>> BEGIN

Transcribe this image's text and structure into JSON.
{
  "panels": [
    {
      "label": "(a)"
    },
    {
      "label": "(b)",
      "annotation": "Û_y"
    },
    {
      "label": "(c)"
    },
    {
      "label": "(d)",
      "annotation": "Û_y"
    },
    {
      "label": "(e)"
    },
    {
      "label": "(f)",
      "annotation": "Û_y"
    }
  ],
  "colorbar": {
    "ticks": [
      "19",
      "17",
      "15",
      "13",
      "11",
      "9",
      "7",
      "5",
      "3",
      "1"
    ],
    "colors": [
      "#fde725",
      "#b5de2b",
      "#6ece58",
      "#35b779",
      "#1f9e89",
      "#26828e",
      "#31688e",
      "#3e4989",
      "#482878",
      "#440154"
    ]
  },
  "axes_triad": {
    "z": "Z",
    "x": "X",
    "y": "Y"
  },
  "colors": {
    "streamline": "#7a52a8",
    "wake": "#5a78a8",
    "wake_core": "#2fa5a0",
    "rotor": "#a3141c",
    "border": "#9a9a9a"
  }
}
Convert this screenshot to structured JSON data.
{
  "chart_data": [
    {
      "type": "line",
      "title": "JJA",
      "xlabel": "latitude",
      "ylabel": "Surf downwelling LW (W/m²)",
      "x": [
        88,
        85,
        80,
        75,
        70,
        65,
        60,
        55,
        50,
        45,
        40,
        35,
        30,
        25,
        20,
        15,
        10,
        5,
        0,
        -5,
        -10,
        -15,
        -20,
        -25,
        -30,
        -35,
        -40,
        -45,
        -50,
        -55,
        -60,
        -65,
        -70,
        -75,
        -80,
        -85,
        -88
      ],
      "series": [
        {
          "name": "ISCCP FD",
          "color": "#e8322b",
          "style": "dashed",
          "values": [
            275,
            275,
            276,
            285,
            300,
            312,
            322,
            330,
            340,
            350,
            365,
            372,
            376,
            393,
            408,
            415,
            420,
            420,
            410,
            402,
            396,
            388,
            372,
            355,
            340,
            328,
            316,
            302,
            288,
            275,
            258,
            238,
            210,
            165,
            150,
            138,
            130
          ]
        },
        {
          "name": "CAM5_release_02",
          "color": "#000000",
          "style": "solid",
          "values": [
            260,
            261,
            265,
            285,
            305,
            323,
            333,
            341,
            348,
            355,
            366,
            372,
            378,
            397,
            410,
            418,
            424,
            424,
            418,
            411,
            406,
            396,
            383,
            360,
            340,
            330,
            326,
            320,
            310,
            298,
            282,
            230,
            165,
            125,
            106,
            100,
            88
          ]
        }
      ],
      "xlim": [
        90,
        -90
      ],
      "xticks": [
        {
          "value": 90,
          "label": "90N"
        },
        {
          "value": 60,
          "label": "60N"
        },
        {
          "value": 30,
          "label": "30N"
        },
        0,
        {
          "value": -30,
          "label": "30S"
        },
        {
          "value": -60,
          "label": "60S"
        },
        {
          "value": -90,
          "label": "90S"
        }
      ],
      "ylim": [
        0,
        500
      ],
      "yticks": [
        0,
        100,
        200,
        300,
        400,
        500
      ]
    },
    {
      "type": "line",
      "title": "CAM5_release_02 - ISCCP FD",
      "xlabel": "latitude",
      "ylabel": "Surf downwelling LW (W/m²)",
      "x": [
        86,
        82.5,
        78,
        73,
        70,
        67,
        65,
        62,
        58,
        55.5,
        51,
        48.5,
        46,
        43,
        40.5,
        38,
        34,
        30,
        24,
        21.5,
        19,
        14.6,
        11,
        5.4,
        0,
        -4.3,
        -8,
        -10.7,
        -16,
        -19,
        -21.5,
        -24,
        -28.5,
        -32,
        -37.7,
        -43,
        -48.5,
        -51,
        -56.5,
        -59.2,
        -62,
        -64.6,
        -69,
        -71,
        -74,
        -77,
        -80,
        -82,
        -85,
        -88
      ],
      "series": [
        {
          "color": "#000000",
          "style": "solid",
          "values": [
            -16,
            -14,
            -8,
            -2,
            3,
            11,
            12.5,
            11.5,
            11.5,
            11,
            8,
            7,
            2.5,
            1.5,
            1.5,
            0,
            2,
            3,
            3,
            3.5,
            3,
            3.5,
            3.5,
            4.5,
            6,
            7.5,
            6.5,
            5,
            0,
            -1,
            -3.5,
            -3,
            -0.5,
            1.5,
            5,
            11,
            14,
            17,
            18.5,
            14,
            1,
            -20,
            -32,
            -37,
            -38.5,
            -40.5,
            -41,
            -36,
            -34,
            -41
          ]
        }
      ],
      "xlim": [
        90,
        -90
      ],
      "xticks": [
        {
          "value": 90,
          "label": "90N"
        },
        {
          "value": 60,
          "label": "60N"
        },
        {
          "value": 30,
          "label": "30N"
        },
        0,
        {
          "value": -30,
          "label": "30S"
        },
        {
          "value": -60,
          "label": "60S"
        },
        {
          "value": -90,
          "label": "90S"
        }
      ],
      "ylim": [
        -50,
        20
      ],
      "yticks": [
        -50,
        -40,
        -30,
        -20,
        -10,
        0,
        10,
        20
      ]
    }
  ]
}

>> END
>> BEGIN

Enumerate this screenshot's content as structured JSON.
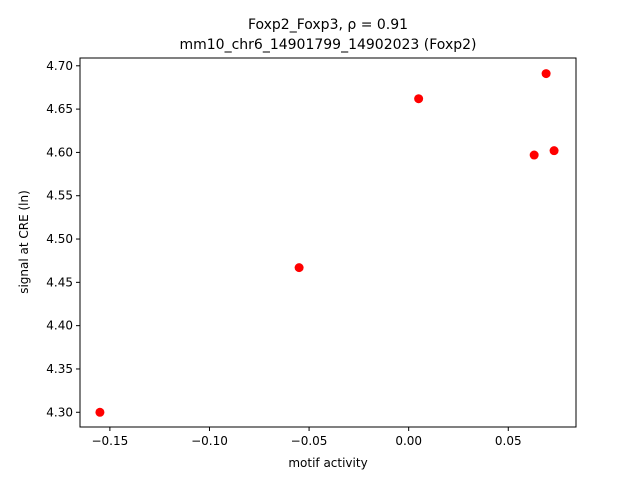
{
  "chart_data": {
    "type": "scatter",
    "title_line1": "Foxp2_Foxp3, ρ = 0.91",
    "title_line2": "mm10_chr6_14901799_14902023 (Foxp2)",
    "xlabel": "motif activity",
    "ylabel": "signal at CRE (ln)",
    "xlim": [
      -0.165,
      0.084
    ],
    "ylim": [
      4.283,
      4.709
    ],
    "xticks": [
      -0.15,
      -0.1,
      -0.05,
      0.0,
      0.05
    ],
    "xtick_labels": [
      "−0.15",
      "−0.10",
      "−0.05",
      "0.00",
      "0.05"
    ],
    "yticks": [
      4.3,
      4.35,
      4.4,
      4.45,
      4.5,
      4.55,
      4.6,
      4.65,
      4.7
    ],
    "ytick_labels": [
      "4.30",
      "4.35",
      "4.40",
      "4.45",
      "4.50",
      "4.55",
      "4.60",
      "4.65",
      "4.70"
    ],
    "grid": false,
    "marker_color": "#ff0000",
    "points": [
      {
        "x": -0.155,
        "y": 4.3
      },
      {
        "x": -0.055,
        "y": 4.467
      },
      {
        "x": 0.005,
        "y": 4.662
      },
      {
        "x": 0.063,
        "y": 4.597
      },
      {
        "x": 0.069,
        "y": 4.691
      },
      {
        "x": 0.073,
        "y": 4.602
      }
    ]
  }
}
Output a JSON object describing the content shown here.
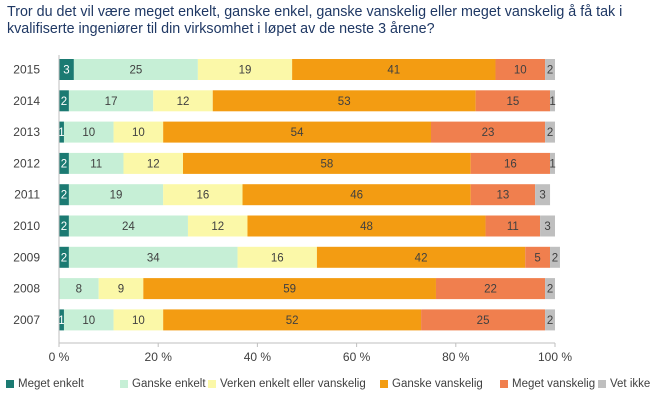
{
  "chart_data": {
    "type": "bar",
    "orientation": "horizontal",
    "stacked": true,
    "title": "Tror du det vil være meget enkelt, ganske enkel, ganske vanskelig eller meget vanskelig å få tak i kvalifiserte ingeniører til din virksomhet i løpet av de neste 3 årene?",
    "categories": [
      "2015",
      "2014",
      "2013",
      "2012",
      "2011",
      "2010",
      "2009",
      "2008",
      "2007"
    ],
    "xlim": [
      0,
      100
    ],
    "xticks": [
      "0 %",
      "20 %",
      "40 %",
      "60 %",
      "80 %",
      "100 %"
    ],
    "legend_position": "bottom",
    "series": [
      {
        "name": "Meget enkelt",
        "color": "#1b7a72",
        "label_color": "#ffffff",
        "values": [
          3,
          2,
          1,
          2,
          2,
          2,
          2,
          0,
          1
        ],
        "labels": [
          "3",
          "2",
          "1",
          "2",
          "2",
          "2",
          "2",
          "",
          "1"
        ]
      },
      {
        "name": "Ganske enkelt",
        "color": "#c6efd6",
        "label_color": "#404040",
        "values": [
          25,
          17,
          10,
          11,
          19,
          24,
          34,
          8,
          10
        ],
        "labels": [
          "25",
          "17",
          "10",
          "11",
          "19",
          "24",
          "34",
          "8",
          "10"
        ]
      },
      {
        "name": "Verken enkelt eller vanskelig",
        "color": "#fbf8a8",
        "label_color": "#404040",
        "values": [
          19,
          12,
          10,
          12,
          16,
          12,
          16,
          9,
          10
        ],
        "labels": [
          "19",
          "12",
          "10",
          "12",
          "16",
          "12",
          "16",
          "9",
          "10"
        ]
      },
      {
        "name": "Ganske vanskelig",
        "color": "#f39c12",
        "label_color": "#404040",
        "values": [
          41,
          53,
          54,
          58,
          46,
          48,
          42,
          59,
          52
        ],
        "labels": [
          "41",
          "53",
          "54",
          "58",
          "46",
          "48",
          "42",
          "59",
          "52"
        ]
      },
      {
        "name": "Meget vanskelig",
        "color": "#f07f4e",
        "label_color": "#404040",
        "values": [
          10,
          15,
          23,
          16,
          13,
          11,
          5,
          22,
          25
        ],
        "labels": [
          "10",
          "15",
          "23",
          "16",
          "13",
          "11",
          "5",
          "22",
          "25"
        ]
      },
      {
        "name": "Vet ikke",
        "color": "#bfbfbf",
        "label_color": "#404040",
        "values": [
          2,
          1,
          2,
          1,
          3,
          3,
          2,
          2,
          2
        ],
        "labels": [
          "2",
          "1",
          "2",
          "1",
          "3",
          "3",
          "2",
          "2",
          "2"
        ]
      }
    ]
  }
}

>> END
>> BEGIN

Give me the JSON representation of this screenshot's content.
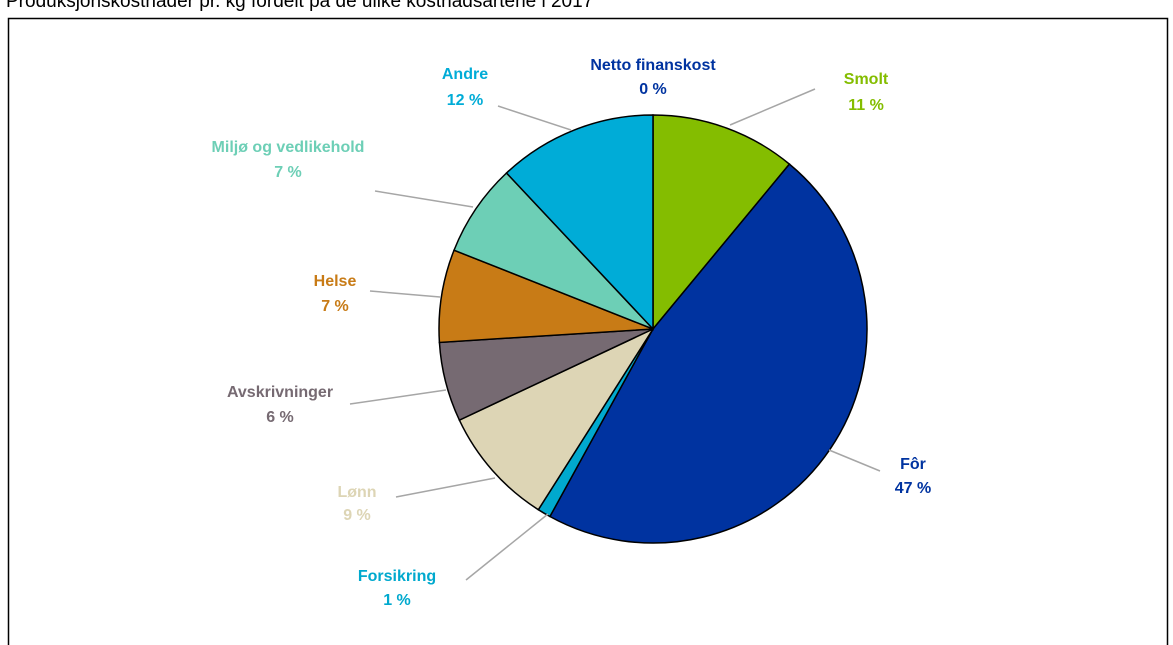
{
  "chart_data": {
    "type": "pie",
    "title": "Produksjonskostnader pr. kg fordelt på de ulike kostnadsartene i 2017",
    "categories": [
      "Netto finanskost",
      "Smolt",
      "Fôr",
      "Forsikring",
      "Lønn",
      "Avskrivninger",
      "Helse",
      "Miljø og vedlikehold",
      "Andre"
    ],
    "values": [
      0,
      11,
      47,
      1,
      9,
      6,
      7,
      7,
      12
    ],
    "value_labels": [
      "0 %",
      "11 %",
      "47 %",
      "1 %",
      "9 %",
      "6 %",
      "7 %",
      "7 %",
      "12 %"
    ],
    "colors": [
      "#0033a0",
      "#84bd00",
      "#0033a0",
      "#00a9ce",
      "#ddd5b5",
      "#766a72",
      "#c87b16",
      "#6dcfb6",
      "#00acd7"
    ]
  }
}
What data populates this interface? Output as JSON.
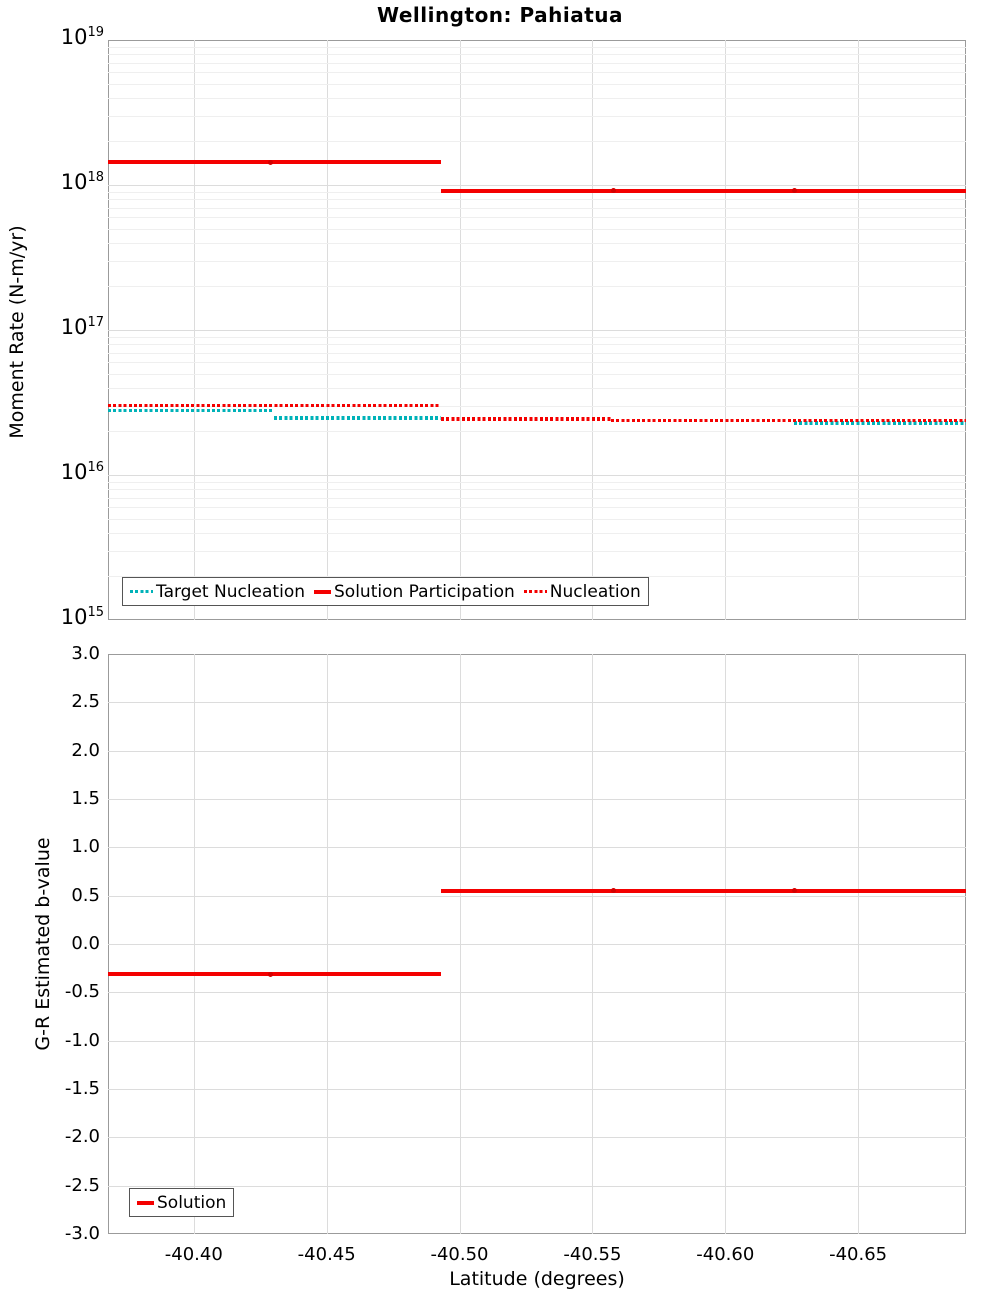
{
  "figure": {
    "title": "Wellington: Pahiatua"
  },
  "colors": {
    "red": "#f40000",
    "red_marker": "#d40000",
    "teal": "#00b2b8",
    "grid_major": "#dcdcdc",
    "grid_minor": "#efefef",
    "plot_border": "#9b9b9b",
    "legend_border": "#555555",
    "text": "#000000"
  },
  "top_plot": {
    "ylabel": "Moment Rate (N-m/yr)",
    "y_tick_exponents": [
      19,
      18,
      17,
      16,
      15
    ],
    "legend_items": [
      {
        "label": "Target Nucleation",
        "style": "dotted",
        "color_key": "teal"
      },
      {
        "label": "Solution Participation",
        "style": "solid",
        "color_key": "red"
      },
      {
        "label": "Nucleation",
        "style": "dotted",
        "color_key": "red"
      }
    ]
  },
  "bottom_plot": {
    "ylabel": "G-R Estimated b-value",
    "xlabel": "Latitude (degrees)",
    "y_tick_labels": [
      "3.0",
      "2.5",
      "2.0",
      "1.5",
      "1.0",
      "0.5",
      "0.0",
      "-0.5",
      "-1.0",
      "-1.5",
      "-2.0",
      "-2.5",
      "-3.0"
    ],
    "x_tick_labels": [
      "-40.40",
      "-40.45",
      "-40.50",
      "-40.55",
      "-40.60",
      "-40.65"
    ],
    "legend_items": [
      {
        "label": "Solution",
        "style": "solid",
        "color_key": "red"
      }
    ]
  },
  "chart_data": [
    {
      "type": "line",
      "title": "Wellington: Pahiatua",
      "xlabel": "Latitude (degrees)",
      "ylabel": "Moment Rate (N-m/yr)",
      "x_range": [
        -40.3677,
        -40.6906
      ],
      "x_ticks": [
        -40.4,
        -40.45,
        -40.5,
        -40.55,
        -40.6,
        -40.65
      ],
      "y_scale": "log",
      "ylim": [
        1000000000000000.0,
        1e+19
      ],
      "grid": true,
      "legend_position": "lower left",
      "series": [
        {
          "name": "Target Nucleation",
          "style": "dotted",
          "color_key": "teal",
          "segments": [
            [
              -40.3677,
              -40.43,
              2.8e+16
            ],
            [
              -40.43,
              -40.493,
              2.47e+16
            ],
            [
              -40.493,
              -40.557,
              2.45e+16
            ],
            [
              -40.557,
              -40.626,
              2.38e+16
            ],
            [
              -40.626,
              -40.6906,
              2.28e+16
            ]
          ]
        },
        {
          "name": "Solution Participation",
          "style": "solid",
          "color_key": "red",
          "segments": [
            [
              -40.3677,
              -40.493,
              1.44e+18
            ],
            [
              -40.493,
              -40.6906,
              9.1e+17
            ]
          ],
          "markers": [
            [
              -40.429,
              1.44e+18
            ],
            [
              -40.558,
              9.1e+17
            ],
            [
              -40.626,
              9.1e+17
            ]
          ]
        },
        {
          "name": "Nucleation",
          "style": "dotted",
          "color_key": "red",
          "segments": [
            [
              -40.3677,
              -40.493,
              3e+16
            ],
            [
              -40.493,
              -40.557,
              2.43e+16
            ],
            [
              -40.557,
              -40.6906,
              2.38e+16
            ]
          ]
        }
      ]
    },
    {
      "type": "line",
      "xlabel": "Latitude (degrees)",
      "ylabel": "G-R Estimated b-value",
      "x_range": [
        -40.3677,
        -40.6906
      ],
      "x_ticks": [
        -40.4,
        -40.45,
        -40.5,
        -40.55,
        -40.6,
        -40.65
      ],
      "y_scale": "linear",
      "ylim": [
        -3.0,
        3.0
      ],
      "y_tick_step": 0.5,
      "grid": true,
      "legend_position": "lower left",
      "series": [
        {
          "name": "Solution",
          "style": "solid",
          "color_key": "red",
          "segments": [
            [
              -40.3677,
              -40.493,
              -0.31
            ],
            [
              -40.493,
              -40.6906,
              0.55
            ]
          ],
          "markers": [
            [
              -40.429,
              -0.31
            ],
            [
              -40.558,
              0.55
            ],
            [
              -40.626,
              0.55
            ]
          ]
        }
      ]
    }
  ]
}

>> END

PROBLEM TO WORK ON: Within the listing above, copy each line that has the string "Wellington".

EXERCISE SOLUTION:
    "title": "Wellington: Pahiatua"
      "title": "Wellington: Pahiatua",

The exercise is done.